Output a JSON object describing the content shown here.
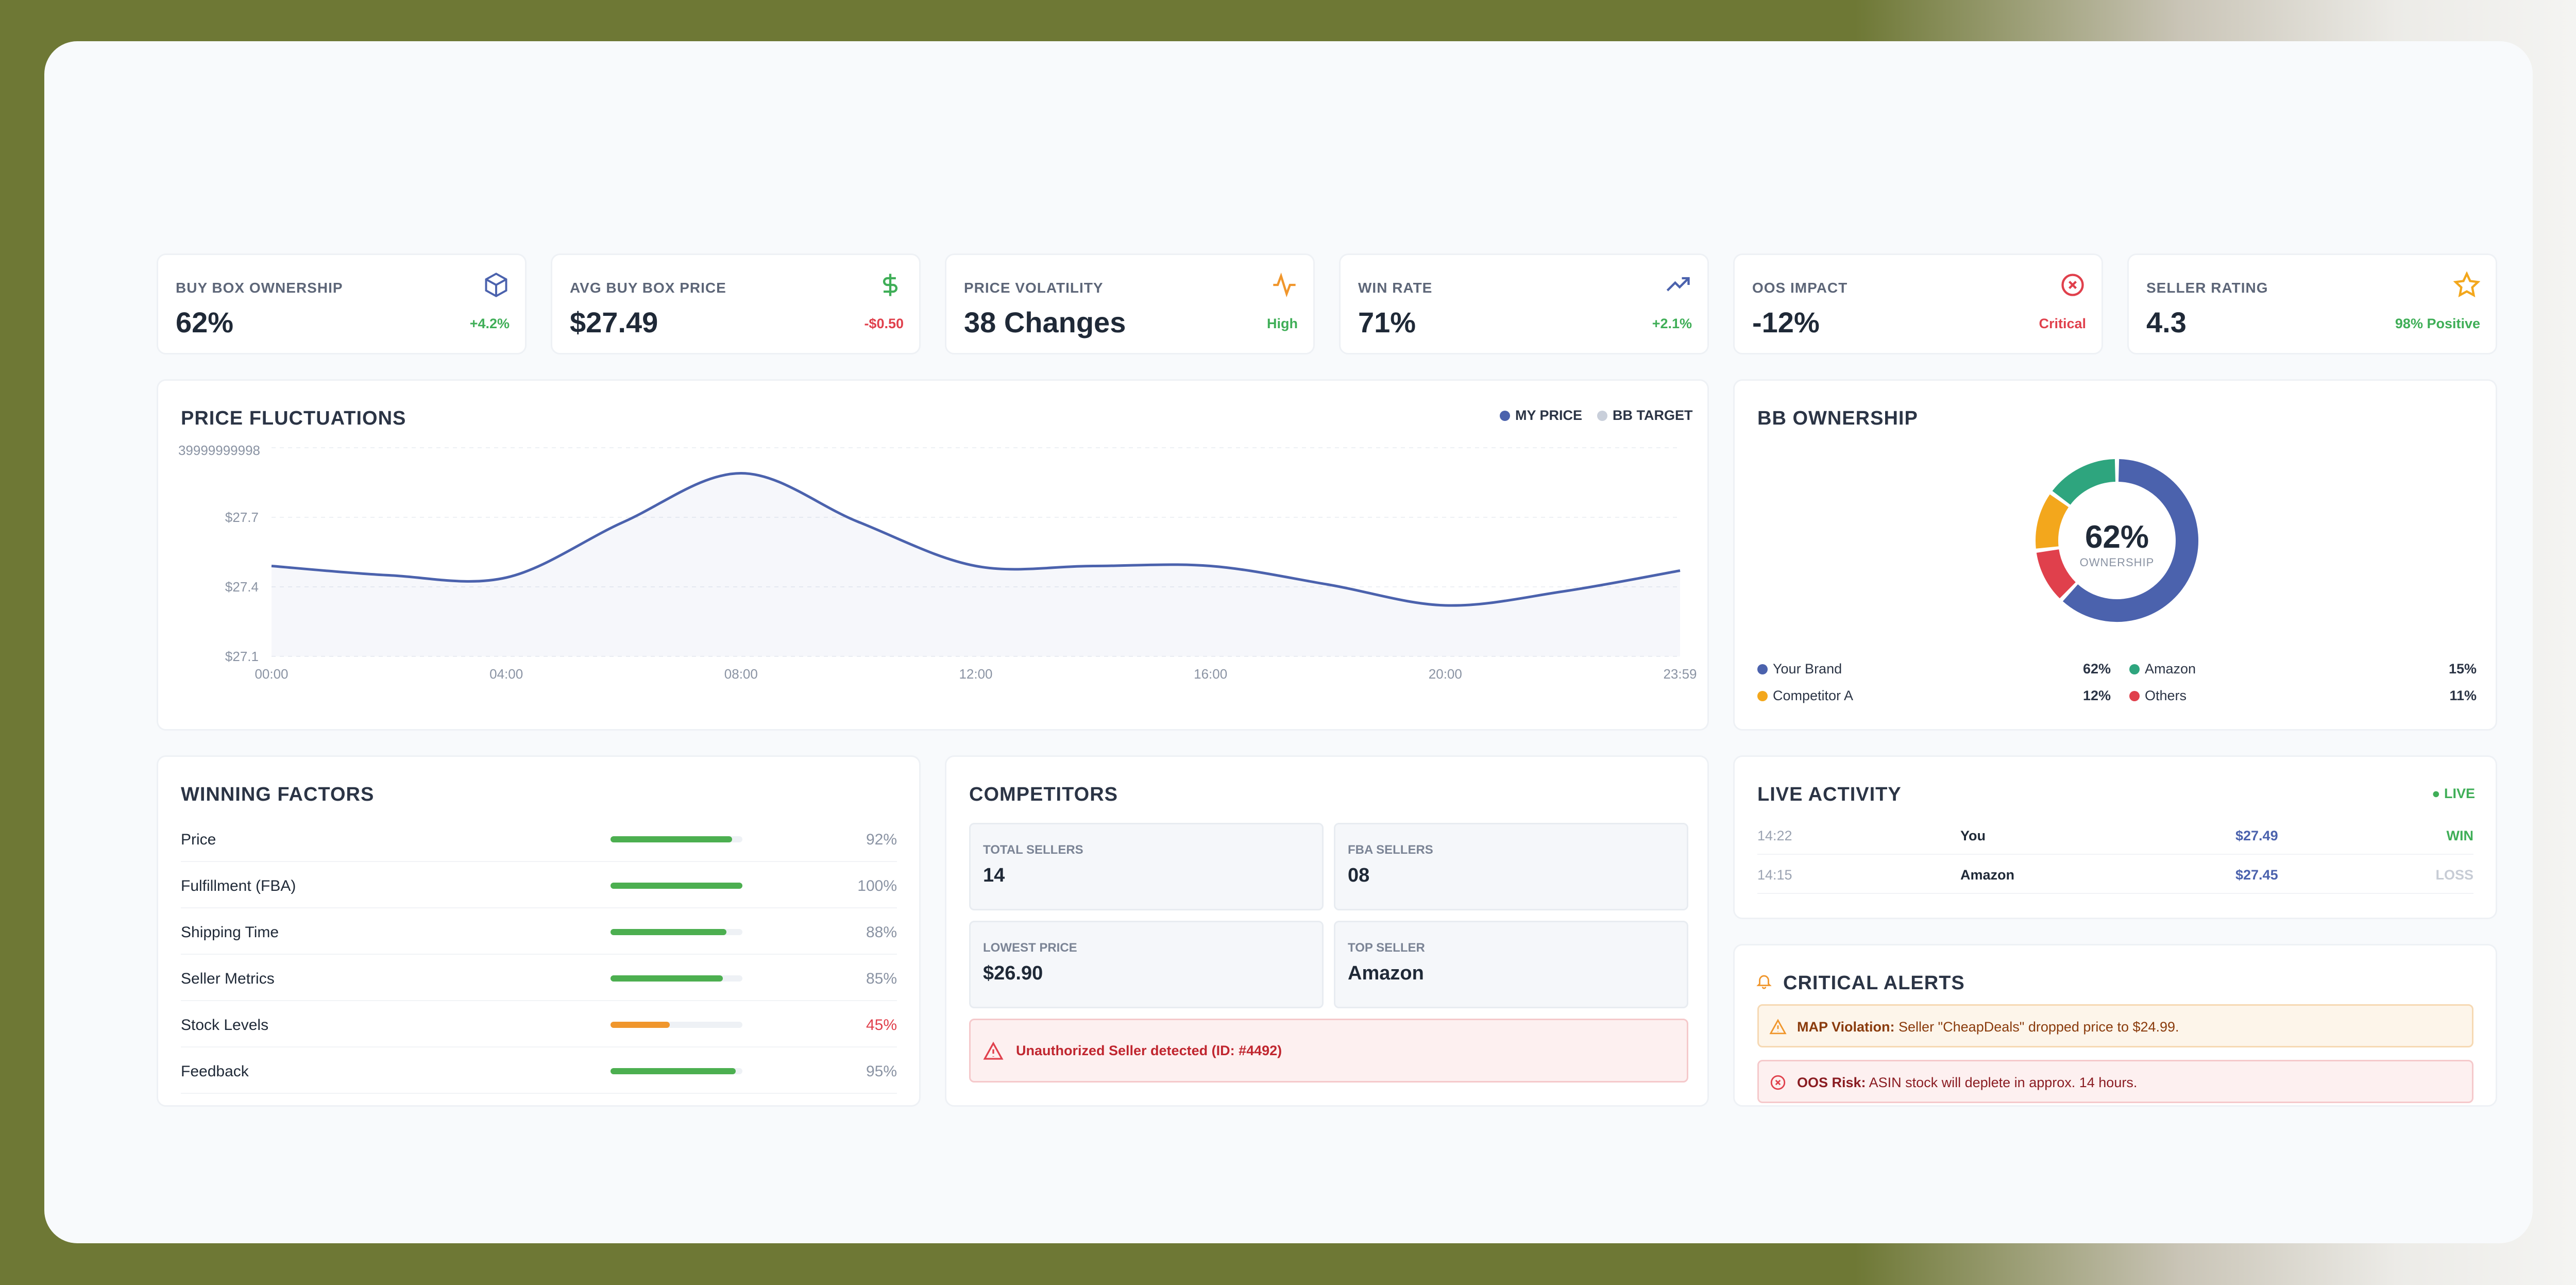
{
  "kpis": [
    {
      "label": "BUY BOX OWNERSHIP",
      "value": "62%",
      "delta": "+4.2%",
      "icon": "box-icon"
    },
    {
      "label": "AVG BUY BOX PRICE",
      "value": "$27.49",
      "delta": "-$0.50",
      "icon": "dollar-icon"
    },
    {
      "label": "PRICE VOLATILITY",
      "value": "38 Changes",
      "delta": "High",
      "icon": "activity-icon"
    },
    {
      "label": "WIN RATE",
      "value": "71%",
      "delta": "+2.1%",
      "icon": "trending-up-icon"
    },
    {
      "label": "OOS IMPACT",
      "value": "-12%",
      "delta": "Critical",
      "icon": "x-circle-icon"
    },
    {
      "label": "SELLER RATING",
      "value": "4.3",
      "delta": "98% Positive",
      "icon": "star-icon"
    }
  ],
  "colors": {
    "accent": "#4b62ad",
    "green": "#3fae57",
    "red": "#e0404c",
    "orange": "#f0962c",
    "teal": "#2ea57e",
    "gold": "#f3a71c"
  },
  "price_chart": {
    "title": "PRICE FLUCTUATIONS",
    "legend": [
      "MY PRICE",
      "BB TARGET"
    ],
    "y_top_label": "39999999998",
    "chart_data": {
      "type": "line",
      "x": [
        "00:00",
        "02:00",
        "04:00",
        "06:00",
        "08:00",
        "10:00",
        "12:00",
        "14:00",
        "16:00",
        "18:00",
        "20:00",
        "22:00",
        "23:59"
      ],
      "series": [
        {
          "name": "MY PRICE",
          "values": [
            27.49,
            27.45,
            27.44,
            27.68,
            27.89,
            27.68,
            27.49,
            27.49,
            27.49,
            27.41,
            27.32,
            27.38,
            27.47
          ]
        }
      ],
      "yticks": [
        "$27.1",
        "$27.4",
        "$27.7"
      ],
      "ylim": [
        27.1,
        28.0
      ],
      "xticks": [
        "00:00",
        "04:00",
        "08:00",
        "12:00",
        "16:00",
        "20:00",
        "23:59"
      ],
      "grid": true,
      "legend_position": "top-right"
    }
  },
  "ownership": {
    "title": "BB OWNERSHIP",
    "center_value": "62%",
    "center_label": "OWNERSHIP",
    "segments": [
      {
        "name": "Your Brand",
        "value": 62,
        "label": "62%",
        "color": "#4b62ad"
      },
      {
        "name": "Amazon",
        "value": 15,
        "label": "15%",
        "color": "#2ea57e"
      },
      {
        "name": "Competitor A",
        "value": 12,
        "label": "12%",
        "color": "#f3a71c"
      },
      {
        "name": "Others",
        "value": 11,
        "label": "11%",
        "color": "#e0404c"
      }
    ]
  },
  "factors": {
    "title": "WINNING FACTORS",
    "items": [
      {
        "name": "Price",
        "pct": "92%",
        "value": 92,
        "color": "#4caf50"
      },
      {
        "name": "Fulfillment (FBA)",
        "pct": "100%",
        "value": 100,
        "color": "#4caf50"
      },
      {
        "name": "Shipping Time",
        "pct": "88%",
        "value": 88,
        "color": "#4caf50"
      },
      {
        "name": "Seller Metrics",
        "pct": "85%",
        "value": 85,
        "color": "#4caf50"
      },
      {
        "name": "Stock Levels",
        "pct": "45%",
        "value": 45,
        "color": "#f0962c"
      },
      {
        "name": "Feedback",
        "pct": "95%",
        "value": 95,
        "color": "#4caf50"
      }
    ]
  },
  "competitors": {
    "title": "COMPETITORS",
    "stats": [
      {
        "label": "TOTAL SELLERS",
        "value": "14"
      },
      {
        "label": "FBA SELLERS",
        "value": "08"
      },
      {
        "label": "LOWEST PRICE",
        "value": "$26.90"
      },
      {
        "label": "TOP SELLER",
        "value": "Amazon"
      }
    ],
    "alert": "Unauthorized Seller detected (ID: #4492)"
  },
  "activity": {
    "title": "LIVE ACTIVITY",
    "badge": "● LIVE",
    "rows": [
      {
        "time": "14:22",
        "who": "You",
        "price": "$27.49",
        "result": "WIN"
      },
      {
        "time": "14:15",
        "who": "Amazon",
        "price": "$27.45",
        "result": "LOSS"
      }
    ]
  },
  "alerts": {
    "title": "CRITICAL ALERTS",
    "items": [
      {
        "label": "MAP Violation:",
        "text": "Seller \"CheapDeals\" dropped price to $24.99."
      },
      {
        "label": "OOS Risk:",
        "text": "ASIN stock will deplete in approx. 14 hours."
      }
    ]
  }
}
--
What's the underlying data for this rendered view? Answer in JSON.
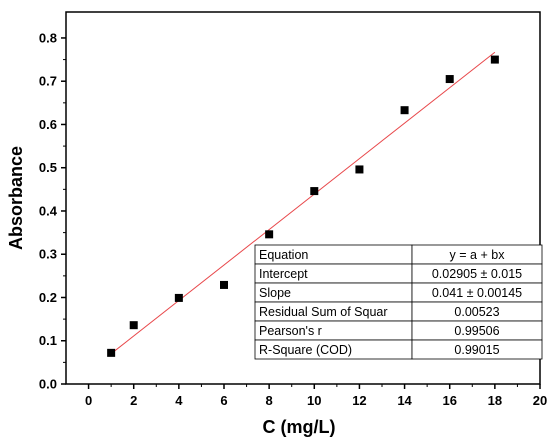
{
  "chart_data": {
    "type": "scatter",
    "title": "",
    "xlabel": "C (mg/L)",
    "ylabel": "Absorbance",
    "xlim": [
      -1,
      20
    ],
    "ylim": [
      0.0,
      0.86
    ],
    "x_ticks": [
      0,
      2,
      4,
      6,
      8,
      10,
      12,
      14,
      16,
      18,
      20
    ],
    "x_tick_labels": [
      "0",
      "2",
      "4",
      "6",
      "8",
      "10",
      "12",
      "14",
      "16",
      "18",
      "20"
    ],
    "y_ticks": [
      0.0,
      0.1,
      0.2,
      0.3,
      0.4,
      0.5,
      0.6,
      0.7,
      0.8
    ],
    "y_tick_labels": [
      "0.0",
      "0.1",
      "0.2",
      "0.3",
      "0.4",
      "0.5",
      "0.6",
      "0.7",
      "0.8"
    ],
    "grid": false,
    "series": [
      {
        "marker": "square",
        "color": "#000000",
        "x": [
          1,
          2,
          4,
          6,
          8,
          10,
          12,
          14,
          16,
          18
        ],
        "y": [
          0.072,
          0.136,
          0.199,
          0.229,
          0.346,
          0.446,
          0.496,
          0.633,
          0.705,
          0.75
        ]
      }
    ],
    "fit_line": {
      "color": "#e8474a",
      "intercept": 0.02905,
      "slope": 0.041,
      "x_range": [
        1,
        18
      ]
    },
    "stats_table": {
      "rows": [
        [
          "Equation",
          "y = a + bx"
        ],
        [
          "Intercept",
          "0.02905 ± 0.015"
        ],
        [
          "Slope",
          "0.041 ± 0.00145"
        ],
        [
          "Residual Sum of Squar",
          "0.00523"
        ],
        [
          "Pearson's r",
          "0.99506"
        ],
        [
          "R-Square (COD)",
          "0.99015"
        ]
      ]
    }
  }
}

● Problem to work on
Copy and report every line where the word "title" is present.

● Written reply
    "title": "PRICE FLUCTUATIONS",
    "title": "BB OWNERSHIP",
    "title": "WINNING FACTORS",
    "title": "COMPETITORS",
    "title": "LIVE ACTIVITY",
    "title": "CRITICAL ALERTS",
    "title": "",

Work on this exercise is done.